## BEGIN Source text

Create Account
Forgot Password?

Computing Cluster File Server

Proposal ID 2009-018-1
Department Linguistics
Non-core Access Campus unit gets priority
First Application? Yes
Student Initiated? No

Abstract

The Department of Linguistics proposes to install a new 3 terabyte (3,000 gigabyte) file server for use by students doing work on the department's high-performance computing cluster. This cluster has become an important resource for the Computational Linguistics, Phonetics, and Sociolinguistics programs, and increased use has begun to push the limits of the disk space currently available. A new, STF-funded file server would greatly enhance the utility of the cluster, part of which was funded by a past STF grant.

Background

Linguistics encompasses many fields, including Computational Linguistics, Sociolinguistics, and Phonetics.

Computational Linguistics applies computer technology to the analysis and processing of natural human language. It is a multidisciplinary area with branches in Linguistics, Computer Science, Information Science, and Electrical Engineering. The field has already yielded many applications that have become part of daily life: anyone who runs an email spam filter, uses Google to translate a web page from a foreign language into English, or makes a credit card payment over the phone without ever talking to a human operator is enjoying the fruits of research in this rapidly-growing field.

## END Source text

The task:
Answer these questions from the file server proposal:
(a) What is the proposal ID?
(b) How much storage would the proposed file server provide?
(c) In which fields does Computational Linguistics have branches?

## BEGIN Records provided

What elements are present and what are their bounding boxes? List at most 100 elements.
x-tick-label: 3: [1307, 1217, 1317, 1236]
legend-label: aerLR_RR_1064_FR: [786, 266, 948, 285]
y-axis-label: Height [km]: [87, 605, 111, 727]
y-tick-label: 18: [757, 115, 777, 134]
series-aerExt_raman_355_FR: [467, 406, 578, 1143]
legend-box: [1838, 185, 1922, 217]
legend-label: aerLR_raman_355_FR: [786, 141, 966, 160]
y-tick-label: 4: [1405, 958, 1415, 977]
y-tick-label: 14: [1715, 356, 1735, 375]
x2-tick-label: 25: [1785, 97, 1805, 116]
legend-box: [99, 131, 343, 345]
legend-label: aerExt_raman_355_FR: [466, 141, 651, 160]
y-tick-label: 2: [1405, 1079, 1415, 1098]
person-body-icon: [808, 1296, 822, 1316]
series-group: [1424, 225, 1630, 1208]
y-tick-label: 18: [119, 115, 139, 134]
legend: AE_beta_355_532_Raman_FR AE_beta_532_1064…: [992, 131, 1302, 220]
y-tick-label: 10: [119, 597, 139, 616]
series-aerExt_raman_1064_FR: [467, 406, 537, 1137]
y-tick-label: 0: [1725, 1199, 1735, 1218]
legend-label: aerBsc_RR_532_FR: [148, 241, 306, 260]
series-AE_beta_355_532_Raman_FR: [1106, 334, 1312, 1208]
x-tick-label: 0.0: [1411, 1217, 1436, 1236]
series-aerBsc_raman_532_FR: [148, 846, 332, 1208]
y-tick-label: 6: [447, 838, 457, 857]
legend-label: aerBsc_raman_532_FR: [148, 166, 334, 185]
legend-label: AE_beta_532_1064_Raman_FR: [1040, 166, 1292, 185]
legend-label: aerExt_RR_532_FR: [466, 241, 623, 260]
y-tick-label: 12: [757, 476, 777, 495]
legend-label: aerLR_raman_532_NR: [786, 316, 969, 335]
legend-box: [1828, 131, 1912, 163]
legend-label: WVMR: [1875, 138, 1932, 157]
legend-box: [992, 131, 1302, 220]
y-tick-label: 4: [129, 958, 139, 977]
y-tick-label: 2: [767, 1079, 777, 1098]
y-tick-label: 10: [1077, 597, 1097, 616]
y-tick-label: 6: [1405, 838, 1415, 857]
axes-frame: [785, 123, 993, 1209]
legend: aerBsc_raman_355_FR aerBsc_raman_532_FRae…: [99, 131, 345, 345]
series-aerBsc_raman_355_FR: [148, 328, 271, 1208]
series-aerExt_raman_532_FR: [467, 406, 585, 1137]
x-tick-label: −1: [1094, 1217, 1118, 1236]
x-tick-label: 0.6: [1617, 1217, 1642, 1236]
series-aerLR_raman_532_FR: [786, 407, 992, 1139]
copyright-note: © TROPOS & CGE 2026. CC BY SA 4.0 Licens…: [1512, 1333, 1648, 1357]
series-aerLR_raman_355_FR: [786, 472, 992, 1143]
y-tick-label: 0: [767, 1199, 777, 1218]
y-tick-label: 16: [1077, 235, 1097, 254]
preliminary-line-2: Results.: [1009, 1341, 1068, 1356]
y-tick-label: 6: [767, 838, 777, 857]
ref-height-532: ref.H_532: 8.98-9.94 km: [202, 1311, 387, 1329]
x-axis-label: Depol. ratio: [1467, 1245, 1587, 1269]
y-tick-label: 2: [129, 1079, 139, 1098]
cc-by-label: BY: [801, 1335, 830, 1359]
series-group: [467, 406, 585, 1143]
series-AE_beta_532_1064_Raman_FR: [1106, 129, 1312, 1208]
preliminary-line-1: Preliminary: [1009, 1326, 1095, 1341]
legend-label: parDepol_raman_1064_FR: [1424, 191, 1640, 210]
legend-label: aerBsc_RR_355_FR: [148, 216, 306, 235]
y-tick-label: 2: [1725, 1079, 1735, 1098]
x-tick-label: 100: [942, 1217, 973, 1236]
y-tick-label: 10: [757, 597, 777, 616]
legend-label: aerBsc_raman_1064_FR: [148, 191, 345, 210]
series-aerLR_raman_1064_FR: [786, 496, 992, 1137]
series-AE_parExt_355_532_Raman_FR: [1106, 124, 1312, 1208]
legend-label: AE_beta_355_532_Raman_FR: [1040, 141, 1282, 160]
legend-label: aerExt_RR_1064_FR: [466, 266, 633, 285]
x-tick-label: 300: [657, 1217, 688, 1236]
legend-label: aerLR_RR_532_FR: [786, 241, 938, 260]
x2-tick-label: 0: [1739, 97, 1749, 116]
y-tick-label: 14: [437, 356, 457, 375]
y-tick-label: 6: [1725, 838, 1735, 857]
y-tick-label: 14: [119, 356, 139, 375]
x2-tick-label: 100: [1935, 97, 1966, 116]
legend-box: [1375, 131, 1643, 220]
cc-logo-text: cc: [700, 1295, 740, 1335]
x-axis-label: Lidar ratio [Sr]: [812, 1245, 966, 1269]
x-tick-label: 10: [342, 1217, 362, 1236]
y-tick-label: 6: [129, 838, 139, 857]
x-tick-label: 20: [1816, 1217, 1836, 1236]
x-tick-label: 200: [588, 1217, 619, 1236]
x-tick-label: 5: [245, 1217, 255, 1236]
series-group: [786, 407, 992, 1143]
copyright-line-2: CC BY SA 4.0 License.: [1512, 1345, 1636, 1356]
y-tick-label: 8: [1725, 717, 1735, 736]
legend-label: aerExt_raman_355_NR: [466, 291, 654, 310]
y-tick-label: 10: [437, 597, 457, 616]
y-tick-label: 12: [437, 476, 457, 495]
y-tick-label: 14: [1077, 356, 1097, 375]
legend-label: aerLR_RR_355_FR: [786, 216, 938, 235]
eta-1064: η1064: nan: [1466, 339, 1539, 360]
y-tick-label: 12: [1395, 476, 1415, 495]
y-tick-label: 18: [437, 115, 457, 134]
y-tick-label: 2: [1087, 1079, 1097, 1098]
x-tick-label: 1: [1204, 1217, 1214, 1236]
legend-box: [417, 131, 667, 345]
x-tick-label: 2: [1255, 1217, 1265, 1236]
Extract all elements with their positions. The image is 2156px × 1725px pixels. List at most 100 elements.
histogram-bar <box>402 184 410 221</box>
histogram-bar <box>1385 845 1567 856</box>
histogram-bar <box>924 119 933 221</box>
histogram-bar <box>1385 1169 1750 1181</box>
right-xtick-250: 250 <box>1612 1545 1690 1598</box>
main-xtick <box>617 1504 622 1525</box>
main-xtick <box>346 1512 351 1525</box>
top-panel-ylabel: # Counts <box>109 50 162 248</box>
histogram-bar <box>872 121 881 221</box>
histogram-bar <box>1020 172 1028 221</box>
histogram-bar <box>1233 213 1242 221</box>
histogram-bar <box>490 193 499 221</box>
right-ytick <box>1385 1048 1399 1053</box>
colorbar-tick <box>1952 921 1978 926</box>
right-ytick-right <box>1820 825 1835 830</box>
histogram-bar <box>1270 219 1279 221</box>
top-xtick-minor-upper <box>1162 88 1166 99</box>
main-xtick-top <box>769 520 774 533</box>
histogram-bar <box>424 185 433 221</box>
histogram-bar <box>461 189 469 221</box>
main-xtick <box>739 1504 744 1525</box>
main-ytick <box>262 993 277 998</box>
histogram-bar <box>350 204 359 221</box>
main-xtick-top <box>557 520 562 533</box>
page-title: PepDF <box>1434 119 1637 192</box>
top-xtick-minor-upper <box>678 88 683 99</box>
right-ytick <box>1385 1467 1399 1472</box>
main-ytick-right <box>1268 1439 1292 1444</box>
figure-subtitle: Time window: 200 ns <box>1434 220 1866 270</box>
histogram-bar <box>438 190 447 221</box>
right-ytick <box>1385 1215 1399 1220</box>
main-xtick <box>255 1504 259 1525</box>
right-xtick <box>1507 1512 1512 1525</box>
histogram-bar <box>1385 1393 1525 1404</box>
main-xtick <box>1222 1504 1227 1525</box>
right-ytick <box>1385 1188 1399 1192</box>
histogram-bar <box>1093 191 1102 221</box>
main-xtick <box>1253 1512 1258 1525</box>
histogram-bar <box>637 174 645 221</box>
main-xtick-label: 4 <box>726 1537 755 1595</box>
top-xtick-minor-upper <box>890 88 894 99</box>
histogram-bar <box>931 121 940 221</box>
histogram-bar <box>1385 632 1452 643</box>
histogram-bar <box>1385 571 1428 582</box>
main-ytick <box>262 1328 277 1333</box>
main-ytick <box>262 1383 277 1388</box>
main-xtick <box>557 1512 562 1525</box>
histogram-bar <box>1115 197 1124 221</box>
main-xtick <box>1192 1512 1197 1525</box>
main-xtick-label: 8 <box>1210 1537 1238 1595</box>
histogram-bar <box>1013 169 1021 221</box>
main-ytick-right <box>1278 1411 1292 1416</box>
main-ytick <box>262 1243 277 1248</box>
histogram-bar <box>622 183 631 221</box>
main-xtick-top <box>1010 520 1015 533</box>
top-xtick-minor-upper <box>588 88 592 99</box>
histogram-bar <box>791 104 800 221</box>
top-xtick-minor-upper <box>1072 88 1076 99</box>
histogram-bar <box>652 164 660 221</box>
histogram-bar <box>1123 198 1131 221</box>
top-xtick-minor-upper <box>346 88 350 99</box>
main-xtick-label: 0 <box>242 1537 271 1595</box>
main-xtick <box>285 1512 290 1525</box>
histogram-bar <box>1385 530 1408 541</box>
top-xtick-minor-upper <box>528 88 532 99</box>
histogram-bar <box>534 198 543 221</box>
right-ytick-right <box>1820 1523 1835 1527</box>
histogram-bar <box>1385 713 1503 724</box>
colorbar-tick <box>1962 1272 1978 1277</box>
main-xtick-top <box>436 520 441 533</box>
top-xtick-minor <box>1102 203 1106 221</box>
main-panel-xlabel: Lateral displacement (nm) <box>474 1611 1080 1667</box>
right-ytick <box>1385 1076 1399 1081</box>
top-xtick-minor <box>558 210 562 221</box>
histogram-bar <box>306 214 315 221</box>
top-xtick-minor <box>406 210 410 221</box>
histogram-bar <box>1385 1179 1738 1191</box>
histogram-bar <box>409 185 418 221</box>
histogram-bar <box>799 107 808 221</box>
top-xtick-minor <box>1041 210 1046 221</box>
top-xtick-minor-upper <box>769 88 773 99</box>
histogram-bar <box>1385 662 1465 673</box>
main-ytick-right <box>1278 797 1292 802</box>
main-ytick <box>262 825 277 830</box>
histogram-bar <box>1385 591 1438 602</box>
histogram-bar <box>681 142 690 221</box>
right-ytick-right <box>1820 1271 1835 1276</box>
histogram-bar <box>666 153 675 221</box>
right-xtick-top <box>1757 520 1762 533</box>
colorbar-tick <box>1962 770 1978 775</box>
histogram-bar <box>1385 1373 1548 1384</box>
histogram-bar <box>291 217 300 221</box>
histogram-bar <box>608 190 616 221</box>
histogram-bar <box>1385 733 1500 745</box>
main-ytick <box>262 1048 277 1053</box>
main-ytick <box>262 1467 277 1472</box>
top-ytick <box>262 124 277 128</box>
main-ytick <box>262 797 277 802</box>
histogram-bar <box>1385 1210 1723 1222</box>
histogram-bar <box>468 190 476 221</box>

## END Records provided

Task response:
(a) 2009-018-1
(b) 3 terabytes (3,000 gigabytes)
(c) Linguistics, Computer Science, Information Science, and Electrical Engineering